MATERIAL FOR THE TASK |

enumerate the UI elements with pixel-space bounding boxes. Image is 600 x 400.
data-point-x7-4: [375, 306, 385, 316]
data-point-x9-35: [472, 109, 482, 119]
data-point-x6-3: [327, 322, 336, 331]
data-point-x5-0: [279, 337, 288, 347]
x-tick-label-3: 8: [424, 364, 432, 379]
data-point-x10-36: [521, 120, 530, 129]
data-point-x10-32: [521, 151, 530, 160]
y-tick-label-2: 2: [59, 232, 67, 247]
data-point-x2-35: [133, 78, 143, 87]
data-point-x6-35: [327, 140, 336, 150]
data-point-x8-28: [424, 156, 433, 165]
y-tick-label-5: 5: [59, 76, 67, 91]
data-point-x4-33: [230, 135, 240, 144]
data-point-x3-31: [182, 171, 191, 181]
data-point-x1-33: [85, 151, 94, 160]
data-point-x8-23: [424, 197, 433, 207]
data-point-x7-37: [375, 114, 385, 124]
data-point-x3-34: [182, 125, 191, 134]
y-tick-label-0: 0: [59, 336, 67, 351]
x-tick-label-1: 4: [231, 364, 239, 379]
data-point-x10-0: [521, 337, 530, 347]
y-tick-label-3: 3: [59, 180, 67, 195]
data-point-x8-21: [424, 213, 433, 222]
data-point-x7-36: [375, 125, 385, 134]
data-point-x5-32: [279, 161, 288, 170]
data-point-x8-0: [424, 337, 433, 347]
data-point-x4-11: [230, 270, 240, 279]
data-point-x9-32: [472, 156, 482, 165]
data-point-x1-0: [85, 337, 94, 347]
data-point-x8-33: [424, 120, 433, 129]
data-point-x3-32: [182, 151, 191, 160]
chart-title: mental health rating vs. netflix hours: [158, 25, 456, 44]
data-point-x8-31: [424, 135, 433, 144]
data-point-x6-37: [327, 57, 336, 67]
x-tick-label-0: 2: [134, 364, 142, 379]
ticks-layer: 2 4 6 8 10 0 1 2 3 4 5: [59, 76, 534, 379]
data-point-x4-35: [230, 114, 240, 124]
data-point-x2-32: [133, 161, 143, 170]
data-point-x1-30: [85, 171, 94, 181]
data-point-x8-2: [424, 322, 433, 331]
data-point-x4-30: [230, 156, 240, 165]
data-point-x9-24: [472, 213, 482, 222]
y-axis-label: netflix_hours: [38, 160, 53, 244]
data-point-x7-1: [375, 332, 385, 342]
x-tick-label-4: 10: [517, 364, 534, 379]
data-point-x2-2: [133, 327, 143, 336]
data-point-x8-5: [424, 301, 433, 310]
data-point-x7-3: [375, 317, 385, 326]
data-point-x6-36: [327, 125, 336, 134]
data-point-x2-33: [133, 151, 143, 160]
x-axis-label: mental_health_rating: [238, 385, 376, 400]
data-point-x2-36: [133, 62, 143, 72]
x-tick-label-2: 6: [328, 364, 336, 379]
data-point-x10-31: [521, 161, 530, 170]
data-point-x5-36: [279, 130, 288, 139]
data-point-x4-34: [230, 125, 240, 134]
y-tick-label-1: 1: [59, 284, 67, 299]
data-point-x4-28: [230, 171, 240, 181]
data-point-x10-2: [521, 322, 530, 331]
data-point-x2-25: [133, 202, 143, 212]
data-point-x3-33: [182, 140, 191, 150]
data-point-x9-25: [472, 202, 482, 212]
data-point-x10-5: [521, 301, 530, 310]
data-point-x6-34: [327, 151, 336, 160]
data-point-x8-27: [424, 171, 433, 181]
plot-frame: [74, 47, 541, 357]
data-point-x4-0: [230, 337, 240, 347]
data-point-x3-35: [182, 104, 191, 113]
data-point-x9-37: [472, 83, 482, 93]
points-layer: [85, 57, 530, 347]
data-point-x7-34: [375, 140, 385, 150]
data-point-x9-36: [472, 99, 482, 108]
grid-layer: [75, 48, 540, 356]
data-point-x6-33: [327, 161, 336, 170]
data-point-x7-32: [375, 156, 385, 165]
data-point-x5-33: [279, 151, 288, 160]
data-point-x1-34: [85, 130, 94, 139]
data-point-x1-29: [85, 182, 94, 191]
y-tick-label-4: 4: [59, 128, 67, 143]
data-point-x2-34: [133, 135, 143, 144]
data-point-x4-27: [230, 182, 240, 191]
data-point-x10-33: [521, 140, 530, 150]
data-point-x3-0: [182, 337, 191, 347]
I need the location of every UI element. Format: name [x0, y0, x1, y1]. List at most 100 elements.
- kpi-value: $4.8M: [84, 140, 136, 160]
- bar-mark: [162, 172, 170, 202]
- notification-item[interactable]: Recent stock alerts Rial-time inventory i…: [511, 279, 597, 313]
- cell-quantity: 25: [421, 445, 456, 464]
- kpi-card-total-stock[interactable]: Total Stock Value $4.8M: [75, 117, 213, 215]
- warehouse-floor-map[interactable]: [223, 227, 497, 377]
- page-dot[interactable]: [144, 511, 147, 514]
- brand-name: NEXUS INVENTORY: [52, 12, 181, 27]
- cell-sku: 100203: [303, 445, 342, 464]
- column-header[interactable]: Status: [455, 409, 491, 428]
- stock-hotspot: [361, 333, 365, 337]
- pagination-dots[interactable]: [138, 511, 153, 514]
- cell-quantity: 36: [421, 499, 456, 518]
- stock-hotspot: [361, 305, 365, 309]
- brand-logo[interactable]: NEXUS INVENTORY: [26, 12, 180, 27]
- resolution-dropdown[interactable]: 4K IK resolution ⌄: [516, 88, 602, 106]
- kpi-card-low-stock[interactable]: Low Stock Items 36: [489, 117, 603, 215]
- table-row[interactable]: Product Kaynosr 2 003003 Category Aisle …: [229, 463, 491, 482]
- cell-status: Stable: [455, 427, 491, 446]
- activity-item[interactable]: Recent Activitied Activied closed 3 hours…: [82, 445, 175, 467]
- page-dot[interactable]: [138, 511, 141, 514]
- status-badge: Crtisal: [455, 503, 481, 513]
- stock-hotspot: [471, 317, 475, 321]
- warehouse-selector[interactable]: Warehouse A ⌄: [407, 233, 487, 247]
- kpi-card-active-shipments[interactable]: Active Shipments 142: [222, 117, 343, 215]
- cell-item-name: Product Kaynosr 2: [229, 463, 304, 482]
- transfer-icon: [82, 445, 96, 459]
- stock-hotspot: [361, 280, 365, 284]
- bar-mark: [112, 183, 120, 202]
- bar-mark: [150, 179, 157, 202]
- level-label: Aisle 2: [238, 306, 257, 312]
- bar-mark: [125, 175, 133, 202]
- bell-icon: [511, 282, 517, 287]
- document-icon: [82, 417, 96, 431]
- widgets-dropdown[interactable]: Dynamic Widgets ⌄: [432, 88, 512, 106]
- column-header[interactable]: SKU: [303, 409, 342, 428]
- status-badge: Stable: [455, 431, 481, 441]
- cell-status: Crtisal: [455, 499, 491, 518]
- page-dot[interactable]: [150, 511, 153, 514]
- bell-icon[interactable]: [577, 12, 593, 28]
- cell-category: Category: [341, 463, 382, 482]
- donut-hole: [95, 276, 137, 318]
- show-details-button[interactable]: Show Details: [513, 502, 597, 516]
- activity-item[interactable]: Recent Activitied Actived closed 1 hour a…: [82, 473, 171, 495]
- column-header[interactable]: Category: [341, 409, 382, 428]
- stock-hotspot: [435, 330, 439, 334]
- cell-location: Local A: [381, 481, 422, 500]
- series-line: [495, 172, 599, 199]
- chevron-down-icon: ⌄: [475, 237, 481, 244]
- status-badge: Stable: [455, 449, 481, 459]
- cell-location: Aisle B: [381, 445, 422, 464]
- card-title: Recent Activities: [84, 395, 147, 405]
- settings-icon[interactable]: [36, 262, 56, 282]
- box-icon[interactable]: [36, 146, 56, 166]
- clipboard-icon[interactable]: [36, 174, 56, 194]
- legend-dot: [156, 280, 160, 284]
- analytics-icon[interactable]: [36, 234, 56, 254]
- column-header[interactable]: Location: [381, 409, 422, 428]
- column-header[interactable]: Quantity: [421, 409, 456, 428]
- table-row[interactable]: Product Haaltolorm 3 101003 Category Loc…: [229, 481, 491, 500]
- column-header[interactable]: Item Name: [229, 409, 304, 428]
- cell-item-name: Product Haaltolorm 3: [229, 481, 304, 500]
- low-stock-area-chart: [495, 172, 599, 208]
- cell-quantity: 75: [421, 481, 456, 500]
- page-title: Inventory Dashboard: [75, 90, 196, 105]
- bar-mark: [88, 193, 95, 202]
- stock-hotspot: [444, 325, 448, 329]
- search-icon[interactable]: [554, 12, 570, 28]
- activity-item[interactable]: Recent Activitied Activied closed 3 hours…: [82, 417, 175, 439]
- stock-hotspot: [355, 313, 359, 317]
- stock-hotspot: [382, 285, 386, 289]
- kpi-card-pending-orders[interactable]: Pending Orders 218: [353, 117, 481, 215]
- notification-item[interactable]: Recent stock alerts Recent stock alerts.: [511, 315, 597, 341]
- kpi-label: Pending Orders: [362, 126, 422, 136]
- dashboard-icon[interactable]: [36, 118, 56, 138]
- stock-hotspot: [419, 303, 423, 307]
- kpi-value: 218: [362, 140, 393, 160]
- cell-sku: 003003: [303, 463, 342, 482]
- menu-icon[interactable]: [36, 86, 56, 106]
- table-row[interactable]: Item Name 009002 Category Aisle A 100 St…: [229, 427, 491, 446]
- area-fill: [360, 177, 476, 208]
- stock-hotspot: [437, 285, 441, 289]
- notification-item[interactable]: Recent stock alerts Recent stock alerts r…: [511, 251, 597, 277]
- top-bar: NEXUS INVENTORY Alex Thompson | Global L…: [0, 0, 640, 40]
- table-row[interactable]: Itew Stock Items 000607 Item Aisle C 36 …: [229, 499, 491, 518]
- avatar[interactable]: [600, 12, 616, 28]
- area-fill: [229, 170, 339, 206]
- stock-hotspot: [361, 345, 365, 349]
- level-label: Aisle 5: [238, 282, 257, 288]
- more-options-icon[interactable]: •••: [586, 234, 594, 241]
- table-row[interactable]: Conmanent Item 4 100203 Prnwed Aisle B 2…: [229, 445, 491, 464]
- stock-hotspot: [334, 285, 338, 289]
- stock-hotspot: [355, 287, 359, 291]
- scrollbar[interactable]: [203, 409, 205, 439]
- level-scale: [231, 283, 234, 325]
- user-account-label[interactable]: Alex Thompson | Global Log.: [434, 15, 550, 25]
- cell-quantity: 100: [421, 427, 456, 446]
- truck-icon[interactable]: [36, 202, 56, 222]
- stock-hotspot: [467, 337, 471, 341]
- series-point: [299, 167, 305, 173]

EXERCISE PROMPT |
List every line above that contains the string "Thompson", copying each one in full.

REPLY |
- top-bar: NEXUS INVENTORY Alex Thompson | Global L…: [0, 0, 640, 40]
- user-account-label[interactable]: Alex Thompson | Global Log.: [434, 15, 550, 25]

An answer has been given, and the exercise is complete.